#### [GIVEN EXERCISE]
Reproduce every line in the listing that contains the word "Дмитрия".

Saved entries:

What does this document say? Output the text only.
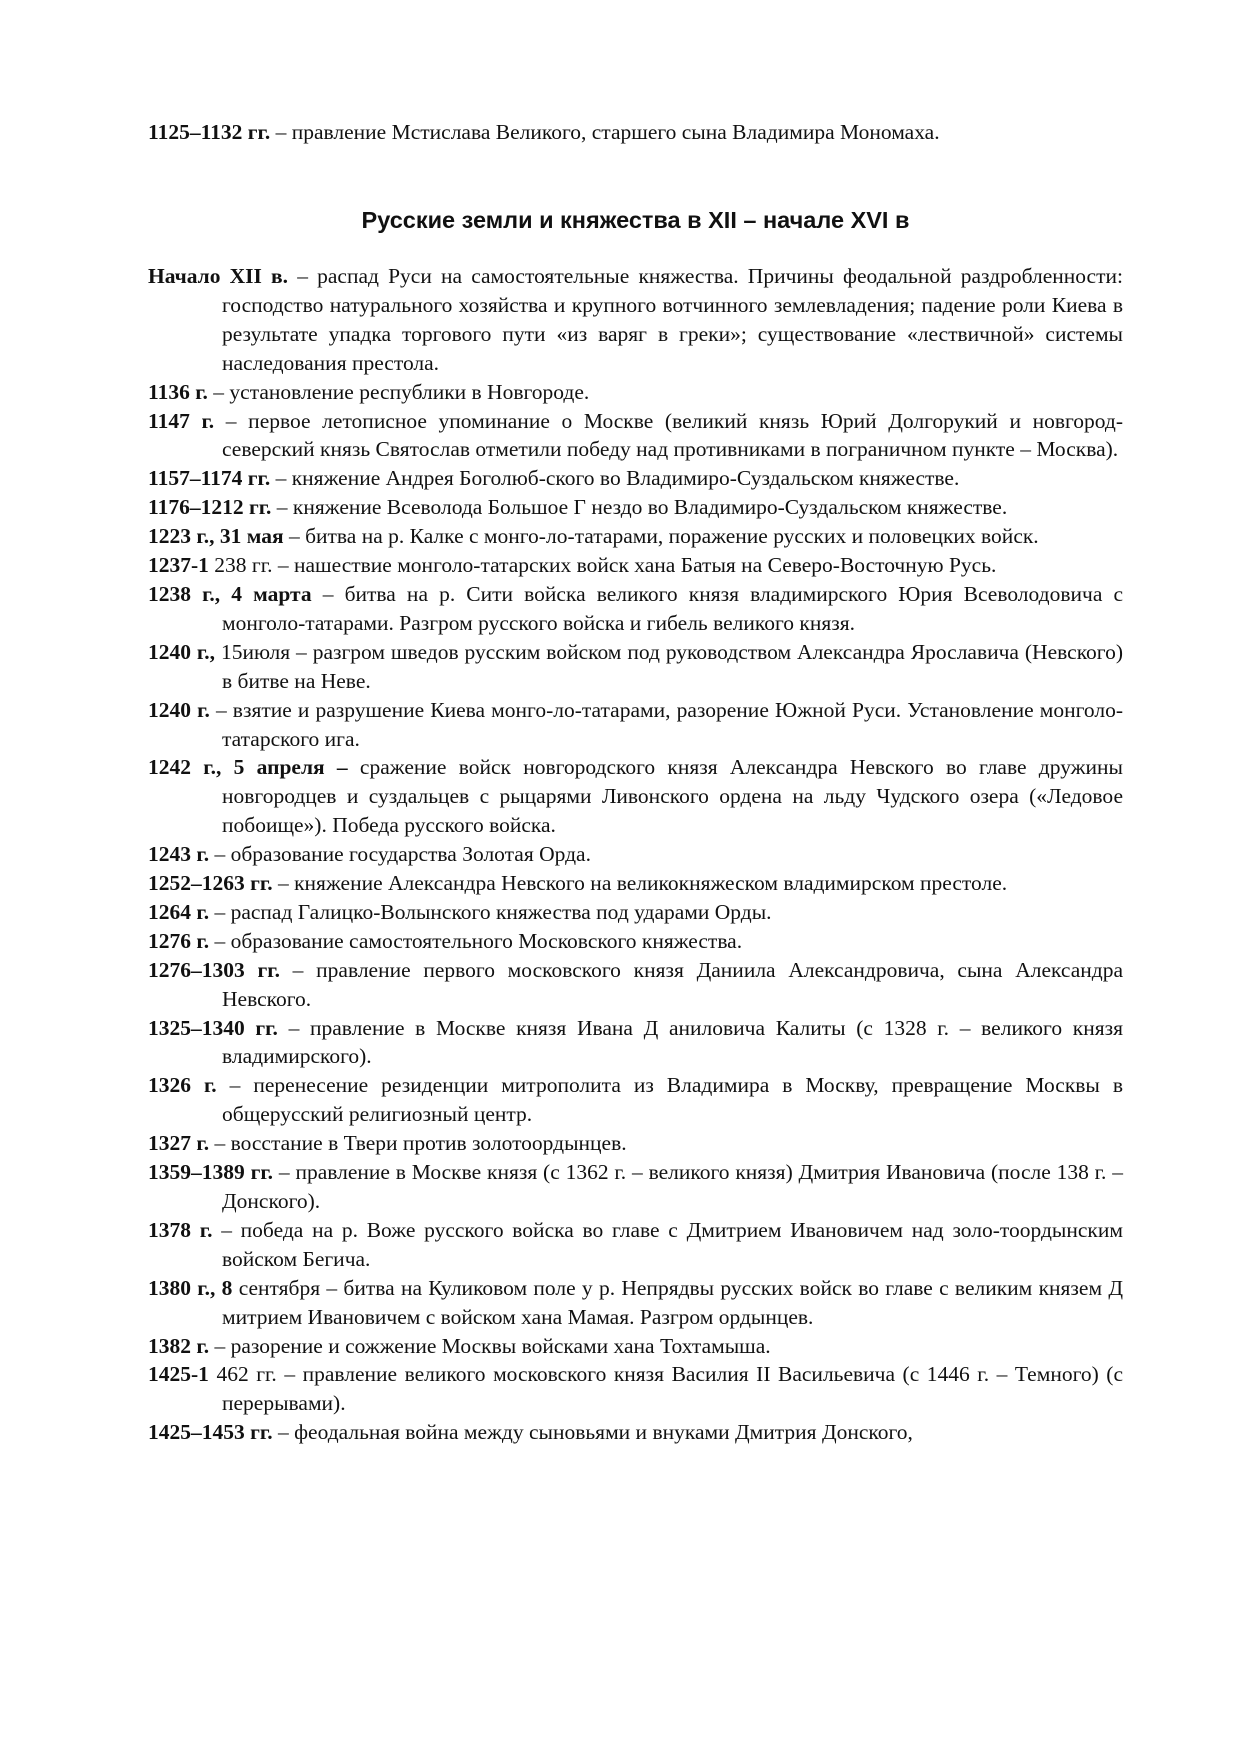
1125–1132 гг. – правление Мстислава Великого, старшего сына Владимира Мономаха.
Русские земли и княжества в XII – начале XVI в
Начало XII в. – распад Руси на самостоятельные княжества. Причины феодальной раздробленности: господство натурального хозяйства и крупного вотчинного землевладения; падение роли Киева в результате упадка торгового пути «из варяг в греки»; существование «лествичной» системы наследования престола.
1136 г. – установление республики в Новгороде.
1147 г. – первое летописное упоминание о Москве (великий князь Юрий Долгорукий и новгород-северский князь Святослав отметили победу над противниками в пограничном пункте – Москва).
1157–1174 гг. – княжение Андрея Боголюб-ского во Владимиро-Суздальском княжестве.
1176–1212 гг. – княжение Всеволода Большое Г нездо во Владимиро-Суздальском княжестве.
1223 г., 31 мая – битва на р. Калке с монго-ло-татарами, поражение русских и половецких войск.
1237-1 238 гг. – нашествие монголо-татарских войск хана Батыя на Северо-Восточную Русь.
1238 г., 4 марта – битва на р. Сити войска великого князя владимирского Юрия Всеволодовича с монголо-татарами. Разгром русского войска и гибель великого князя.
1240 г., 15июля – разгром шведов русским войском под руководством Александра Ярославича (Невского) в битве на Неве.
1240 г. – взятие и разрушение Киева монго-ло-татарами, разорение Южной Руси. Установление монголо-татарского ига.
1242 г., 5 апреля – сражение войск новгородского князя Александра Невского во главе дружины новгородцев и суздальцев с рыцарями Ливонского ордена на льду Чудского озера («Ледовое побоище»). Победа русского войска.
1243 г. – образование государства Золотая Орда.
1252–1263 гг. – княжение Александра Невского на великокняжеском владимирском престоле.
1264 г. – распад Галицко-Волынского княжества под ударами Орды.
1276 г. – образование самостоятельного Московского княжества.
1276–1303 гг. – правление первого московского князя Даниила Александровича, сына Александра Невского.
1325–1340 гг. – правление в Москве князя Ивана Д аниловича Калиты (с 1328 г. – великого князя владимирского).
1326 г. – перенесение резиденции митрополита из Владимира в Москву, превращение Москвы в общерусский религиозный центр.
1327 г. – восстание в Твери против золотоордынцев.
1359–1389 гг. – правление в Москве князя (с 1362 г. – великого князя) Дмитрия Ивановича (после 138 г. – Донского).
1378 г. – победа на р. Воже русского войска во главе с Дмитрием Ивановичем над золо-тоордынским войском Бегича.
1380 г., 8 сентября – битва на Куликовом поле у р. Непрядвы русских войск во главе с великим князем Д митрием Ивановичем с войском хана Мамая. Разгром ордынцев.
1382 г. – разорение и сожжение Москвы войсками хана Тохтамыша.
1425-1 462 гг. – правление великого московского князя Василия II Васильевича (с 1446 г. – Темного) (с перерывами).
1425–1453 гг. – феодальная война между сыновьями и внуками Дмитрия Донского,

---

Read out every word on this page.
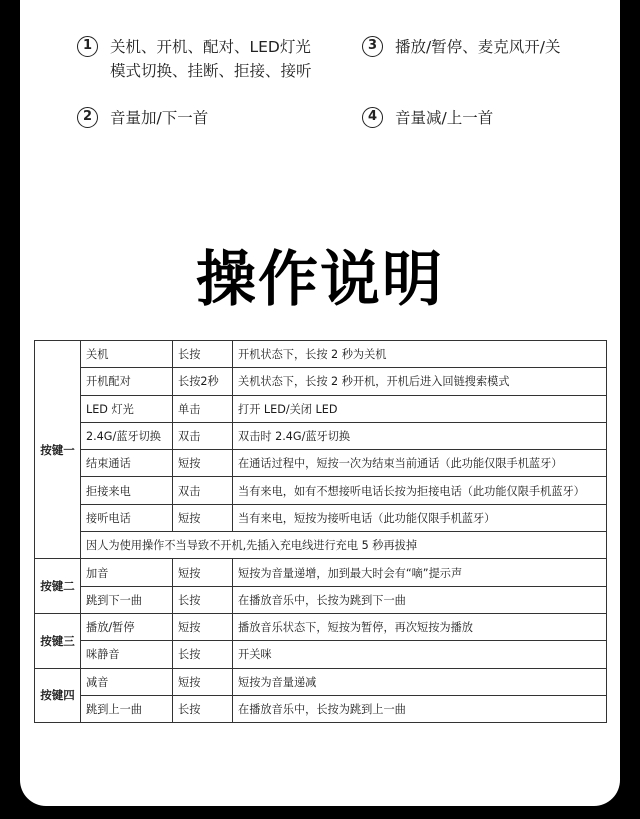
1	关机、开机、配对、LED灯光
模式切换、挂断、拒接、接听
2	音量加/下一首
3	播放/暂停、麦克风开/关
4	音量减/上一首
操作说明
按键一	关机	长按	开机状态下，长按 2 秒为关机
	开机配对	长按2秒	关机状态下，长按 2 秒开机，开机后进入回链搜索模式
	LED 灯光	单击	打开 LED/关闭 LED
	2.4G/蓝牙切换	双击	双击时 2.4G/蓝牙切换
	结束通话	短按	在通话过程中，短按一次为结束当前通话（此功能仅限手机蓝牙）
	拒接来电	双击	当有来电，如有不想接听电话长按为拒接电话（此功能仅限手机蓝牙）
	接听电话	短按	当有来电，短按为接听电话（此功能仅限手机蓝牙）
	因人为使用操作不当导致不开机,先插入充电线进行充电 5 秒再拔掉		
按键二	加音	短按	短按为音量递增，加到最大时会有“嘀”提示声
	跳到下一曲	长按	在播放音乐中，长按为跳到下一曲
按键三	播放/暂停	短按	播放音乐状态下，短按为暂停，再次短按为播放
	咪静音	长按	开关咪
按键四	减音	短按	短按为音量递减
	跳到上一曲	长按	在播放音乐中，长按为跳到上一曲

==

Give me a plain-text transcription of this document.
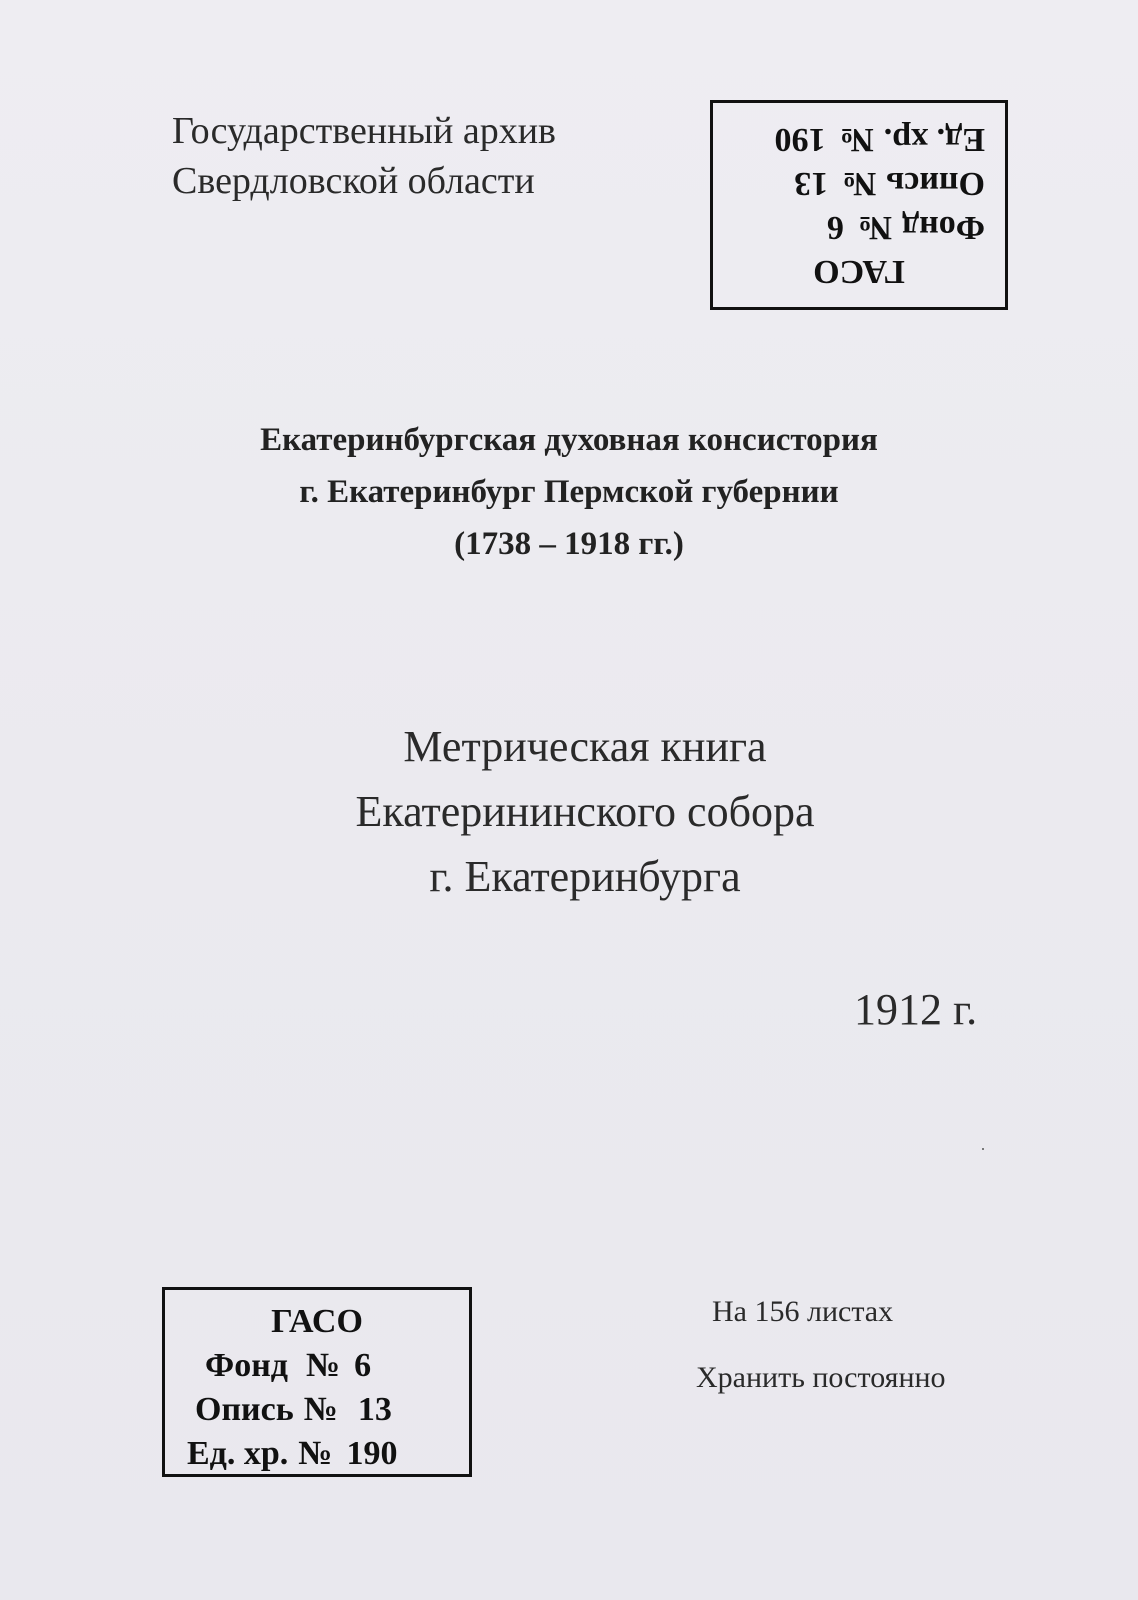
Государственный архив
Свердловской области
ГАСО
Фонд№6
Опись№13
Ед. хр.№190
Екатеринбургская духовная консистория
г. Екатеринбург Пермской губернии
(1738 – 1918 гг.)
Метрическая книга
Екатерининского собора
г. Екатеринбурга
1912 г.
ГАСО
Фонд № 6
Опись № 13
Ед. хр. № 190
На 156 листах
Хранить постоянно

#### [RESPONSE FOR THIS EXERCISE]
1359–1389 гг. – правление в Москве князя (с 1362 г. – великого князя) Дмитрия Ивановича (после 138 г. – Донского).
1425–1453 гг. – феодальная война между сыновьями и внуками Дмитрия Донского,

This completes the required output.